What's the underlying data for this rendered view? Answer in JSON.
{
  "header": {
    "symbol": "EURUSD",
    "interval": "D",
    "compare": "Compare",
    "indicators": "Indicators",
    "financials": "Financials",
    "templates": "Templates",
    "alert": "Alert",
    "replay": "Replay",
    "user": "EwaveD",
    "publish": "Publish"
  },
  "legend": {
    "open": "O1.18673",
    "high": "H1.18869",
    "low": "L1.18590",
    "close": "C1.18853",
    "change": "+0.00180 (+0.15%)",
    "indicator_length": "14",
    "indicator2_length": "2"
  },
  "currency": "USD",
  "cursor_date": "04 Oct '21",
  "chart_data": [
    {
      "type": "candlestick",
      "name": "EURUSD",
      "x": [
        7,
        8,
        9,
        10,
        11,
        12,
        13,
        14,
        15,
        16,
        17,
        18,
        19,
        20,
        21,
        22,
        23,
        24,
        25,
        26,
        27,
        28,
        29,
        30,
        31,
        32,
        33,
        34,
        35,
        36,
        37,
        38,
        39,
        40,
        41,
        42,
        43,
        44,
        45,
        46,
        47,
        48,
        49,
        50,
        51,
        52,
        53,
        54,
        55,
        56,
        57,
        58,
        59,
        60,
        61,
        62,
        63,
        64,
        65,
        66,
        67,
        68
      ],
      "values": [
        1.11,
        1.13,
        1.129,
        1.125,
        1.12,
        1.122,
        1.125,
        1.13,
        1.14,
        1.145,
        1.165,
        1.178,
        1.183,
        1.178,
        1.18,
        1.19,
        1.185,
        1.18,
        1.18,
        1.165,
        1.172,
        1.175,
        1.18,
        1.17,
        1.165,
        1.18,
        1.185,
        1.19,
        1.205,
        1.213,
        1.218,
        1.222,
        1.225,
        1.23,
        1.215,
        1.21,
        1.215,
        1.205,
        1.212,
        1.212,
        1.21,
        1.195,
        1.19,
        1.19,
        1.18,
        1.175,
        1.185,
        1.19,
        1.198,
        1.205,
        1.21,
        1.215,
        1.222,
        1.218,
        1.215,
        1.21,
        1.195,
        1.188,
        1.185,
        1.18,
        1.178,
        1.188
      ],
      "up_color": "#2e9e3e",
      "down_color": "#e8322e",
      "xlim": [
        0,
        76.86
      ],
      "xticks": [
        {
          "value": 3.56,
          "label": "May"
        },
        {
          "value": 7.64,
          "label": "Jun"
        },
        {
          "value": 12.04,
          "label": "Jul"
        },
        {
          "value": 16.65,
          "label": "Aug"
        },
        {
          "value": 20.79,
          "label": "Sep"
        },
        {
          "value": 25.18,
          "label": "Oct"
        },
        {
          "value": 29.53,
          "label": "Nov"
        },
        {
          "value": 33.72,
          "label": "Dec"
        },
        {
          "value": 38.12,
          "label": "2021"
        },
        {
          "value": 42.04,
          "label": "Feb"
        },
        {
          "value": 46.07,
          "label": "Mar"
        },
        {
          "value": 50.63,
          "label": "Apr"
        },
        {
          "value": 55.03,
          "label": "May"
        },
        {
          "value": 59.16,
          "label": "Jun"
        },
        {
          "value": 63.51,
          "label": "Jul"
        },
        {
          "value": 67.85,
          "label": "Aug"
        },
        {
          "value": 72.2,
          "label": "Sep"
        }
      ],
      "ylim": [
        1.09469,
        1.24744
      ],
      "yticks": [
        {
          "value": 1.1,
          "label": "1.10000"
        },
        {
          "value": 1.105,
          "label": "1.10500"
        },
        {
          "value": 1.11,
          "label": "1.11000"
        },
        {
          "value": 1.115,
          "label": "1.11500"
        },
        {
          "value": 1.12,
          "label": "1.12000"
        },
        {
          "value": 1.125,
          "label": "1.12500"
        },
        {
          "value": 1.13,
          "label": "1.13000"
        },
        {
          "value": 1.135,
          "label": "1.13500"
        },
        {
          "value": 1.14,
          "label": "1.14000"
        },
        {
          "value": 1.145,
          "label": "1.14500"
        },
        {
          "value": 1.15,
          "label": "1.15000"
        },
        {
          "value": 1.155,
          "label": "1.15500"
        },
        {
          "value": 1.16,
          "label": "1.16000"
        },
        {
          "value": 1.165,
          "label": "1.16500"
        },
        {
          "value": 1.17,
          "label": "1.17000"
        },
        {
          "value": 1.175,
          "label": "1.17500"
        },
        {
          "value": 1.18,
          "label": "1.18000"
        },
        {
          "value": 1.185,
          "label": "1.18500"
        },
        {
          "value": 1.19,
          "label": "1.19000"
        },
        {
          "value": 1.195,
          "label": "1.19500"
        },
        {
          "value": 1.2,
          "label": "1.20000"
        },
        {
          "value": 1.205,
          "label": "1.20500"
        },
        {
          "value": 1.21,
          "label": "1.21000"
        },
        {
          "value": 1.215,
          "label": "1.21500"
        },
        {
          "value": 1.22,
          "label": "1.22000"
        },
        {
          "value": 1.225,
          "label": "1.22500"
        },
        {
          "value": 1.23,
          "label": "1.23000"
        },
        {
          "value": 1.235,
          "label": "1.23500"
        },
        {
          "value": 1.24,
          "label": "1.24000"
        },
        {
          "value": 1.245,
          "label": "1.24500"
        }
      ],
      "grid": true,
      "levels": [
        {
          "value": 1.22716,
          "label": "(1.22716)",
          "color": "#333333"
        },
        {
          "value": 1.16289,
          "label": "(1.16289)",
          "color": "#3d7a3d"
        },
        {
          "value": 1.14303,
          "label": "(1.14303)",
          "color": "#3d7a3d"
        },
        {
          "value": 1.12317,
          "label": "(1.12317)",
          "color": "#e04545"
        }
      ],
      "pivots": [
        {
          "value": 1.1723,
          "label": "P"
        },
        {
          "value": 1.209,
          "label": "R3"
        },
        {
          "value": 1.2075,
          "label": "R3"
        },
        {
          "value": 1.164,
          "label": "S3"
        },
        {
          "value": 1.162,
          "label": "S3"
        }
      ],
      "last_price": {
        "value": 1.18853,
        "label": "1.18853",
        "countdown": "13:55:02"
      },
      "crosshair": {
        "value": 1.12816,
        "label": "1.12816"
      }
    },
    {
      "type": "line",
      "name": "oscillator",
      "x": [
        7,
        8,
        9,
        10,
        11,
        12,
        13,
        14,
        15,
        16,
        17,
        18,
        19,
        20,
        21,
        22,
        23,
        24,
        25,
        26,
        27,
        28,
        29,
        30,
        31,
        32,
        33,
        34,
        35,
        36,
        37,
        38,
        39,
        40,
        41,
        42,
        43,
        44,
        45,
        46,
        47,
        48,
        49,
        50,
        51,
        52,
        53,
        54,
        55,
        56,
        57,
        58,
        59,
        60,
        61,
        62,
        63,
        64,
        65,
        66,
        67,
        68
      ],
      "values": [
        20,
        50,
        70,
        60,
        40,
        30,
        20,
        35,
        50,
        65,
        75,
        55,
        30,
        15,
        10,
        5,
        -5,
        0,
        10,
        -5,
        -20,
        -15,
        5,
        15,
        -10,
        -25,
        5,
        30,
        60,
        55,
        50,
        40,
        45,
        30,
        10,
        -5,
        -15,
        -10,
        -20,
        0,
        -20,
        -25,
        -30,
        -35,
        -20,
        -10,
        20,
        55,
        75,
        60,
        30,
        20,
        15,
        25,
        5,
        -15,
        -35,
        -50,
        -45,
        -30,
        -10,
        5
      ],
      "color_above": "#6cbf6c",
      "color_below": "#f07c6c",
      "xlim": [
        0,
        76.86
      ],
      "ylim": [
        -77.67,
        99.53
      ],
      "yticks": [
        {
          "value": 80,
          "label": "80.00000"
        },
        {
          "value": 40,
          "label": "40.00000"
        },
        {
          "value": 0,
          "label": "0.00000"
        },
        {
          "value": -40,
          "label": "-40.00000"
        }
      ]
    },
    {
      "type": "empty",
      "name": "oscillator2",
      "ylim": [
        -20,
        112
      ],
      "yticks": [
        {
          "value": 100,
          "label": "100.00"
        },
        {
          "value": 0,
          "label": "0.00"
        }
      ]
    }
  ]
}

——————

Problem to work on: Of the lines in the records, how many contain the word "name"? Answer with the number and nothing else.

Solution to this problem: 3